┌──

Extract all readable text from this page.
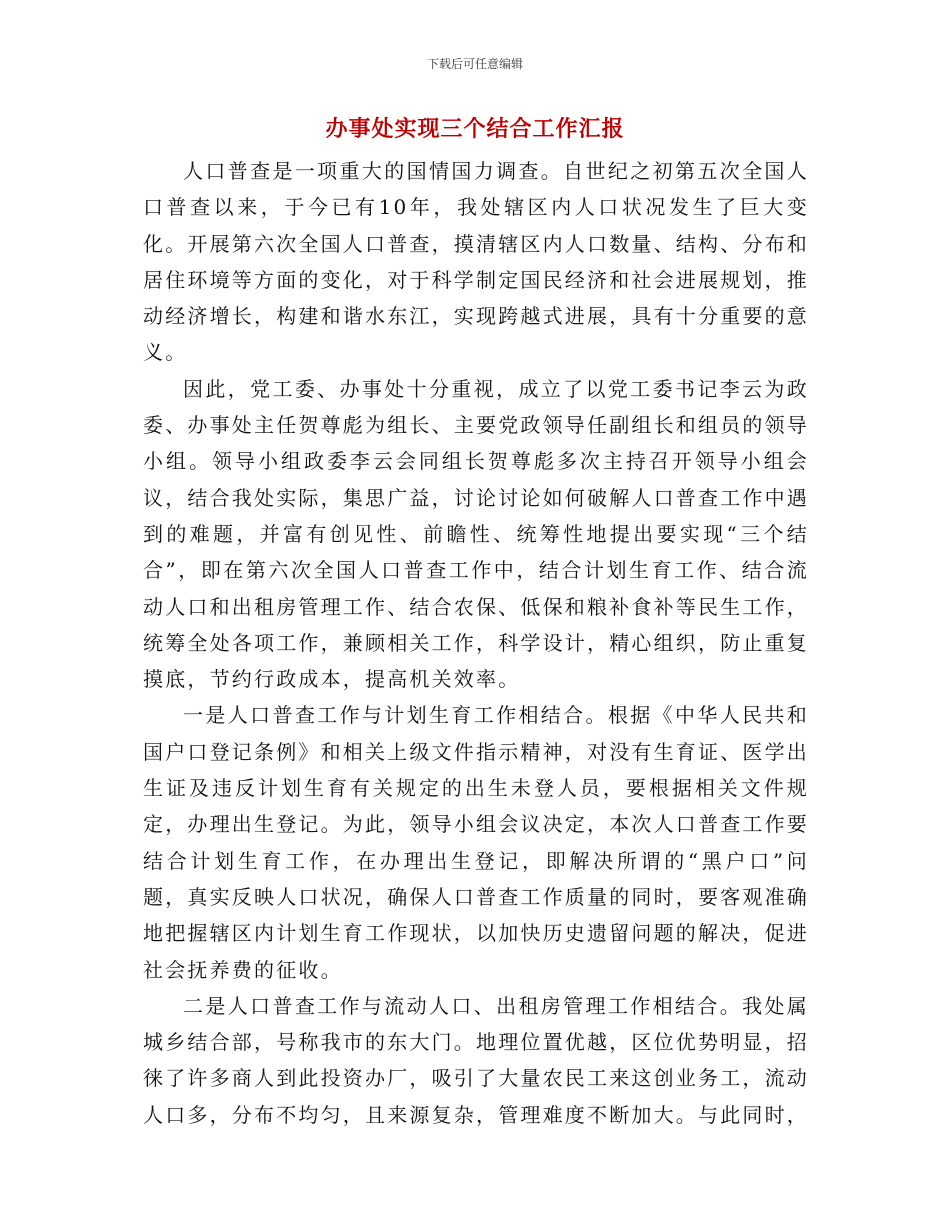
下载后可任意编辑
办事处实现三个结合工作汇报

人口普查是一项重大的国情国力调查。自世纪之初第五次全国人口普查以来，于今已有10年，我处辖区内人口状况发生了巨大变化。开展第六次全国人口普查，摸清辖区内人口数量、结构、分布和居住环境等方面的变化，对于科学制定国民经济和社会进展规划，推动经济增长，构建和谐水东江，实现跨越式进展，具有十分重要的意义。

因此，党工委、办事处十分重视，成立了以党工委书记李云为政委、办事处主任贺尊彪为组长、主要党政领导任副组长和组员的领导小组。领导小组政委李云会同组长贺尊彪多次主持召开领导小组会议，结合我处实际，集思广益，讨论讨论如何破解人口普查工作中遇到的难题，并富有创见性、前瞻性、统筹性地提出要实现“三个结合”，即在第六次全国人口普查工作中，结合计划生育工作、结合流动人口和出租房管理工作、结合农保、低保和粮补食补等民生工作，统筹全处各项工作，兼顾相关工作，科学设计，精心组织，防止重复摸底，节约行政成本，提高机关效率。

一是人口普查工作与计划生育工作相结合。根据《中华人民共和国户口登记条例》和相关上级文件指示精神，对没有生育证、医学出生证及违反计划生育有关规定的出生未登人员，要根据相关文件规定，办理出生登记。为此，领导小组会议决定，本次人口普查工作要结合计划生育工作，在办理出生登记，即解决所谓的“黑户口”问题，真实反映人口状况，确保人口普查工作质量的同时，要客观准确地把握辖区内计划生育工作现状，以加快历史遗留问题的解决，促进社会抚养费的征收。

二是人口普查工作与流动人口、出租房管理工作相结合。我处属城乡结合部，号称我市的东大门。地理位置优越，区位优势明显，招徕了许多商人到此投资办厂，吸引了大量农民工来这创业务工，流动人口多，分布不均匀，且来源复杂，管理难度不断加大。与此同时，
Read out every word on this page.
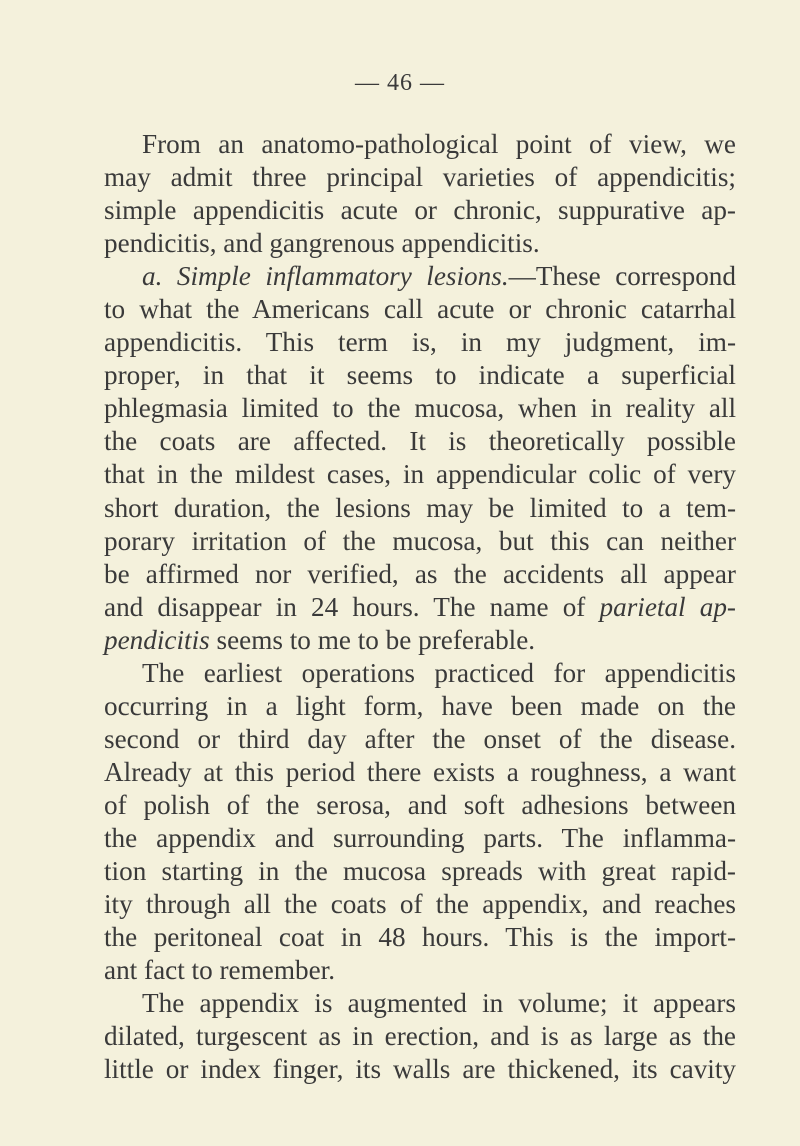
— 46 —
From an anatomo-pathological point of view, we
may admit three principal varieties of appendicitis;
simple appendicitis acute or chronic, suppurative ap-
pendicitis, and gangrenous appendicitis.
a. Simple inflammatory lesions.—These correspond
to what the Americans call acute or chronic catarrhal
appendicitis. This term is, in my judgment, im-
proper, in that it seems to indicate a superficial
phlegmasia limited to the mucosa, when in reality all
the coats are affected. It is theoretically possible
that in the mildest cases, in appendicular colic of very
short duration, the lesions may be limited to a tem-
porary irritation of the mucosa, but this can neither
be affirmed nor verified, as the accidents all appear
and disappear in 24 hours. The name of parietal ap-
pendicitis seems to me to be preferable.
The earliest operations practiced for appendicitis
occurring in a light form, have been made on the
second or third day after the onset of the disease.
Already at this period there exists a roughness, a want
of polish of the serosa, and soft adhesions between
the appendix and surrounding parts. The inflamma-
tion starting in the mucosa spreads with great rapid-
ity through all the coats of the appendix, and reaches
the peritoneal coat in 48 hours. This is the import-
ant fact to remember.
The appendix is augmented in volume; it appears
dilated, turgescent as in erection, and is as large as the
little or index finger, its walls are thickened, its cavity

└──

• _PROMPT_: Leave out each picture and extract the lines from the one containing "Read out every word on this page." through the end of the records above, inclusive, exactly as they stand.

• _RESPONSE_:
Read out every word on this page.
— 46 —
From an anatomo-pathological point of view, we
may admit three principal varieties of appendicitis;
simple appendicitis acute or chronic, suppurative ap-
pendicitis, and gangrenous appendicitis.
a. Simple inflammatory lesions.—These correspond
to what the Americans call acute or chronic catarrhal
appendicitis. This term is, in my judgment, im-
proper, in that it seems to indicate a superficial
phlegmasia limited to the mucosa, when in reality all
the coats are affected. It is theoretically possible
that in the mildest cases, in appendicular colic of very
short duration, the lesions may be limited to a tem-
porary irritation of the mucosa, but this can neither
be affirmed nor verified, as the accidents all appear
and disappear in 24 hours. The name of parietal ap-
pendicitis seems to me to be preferable.
The earliest operations practiced for appendicitis
occurring in a light form, have been made on the
second or third day after the onset of the disease.
Already at this period there exists a roughness, a want
of polish of the serosa, and soft adhesions between
the appendix and surrounding parts. The inflamma-
tion starting in the mucosa spreads with great rapid-
ity through all the coats of the appendix, and reaches
the peritoneal coat in 48 hours. This is the import-
ant fact to remember.
The appendix is augmented in volume; it appears
dilated, turgescent as in erection, and is as large as the
little or index finger, its walls are thickened, its cavity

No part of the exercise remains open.